§ Parts of the exercise
a: In the excerpt, reproduce the passage from "http://www.engineeringnews.co.za/topic/aquadams-factory/page:6" to "South African market.", swapping "reservoir" for "cistern".
b: List the website domains in the links given in the excerpt.

A failed ‘solution’, looking for another market
There are virtually NO web references to AquaDam.
http://www.engineeringnews.co.za/topic/aquadams-factory/page:6
Water storage specialist introduces precast reservoir onto SA market
Water storage solution specialist Aquadam, under license to European company Farmitec, will soon introduce what it believes to be the first and only, prestressed and post-tensioned reservoir, the Muleby system tank IA, onto the South African market.
By: Nomvelo Buthelezi
http://www.youtube.com/watch?v=2sTmzUzruu8
part 2
Level 4 and a no fly zone
Level 4 and a no fly zone instituted, yet a google search for the most current news about it will result in pretty much zip, 'cept Hawaii Daily:
http://hawaiinewsdaily.com/2011/06/nebraska-nuclear-plant-at-level-4-dis...
Nothing reported on the radio news channel I listen to.
The lack of information about important events is downright creepy.

§ Dataset records

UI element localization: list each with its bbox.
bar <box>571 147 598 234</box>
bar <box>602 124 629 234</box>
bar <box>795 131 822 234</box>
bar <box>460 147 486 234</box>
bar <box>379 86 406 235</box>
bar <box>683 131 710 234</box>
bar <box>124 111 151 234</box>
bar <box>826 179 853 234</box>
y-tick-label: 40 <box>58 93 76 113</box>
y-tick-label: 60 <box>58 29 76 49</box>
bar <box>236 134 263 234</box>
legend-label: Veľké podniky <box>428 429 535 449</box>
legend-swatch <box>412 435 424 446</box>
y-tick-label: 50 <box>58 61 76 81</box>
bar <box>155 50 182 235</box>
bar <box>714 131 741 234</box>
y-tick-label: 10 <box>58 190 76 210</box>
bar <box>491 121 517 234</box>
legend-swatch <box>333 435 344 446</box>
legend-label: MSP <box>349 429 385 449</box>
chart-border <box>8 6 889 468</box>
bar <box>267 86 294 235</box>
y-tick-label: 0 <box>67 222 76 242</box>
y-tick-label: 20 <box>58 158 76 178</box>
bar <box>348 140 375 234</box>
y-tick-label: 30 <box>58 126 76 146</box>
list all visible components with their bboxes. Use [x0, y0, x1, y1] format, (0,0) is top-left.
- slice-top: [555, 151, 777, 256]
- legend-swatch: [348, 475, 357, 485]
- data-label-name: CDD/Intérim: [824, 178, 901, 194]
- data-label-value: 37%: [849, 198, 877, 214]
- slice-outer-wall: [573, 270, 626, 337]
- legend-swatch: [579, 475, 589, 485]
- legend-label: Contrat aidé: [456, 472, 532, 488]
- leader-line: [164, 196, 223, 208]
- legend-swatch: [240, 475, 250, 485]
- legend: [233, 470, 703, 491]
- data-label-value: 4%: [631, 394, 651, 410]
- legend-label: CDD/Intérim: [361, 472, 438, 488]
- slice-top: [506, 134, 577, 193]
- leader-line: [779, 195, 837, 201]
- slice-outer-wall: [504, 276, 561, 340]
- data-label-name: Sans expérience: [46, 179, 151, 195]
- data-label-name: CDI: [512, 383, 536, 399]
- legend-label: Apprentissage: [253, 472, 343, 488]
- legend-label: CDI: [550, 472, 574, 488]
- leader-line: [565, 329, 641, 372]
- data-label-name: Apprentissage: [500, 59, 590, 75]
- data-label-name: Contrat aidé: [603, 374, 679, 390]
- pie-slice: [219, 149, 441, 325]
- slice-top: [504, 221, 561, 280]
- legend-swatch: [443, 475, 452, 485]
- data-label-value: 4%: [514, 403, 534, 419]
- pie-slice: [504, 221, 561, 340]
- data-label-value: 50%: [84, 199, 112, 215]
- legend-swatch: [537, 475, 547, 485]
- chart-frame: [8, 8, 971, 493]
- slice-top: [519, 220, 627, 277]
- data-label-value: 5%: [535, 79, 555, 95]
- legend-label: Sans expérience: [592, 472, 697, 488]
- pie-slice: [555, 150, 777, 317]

§ Outputs in order
a:
http://www.engineeringnews.co.za/topic/aquadams-factory/page:6
Water storage specialist introduces precast cistern onto SA market
Water storage solution specialist Aquadam, under license to European company Farmitec, will soon introduce what it believes to be the first and only, prestressed and post-tensioned cistern, the Muleby system tank IA, onto the South African market.

b:
engineeringnews.co.za
youtube.com
hawaiinewsdaily.com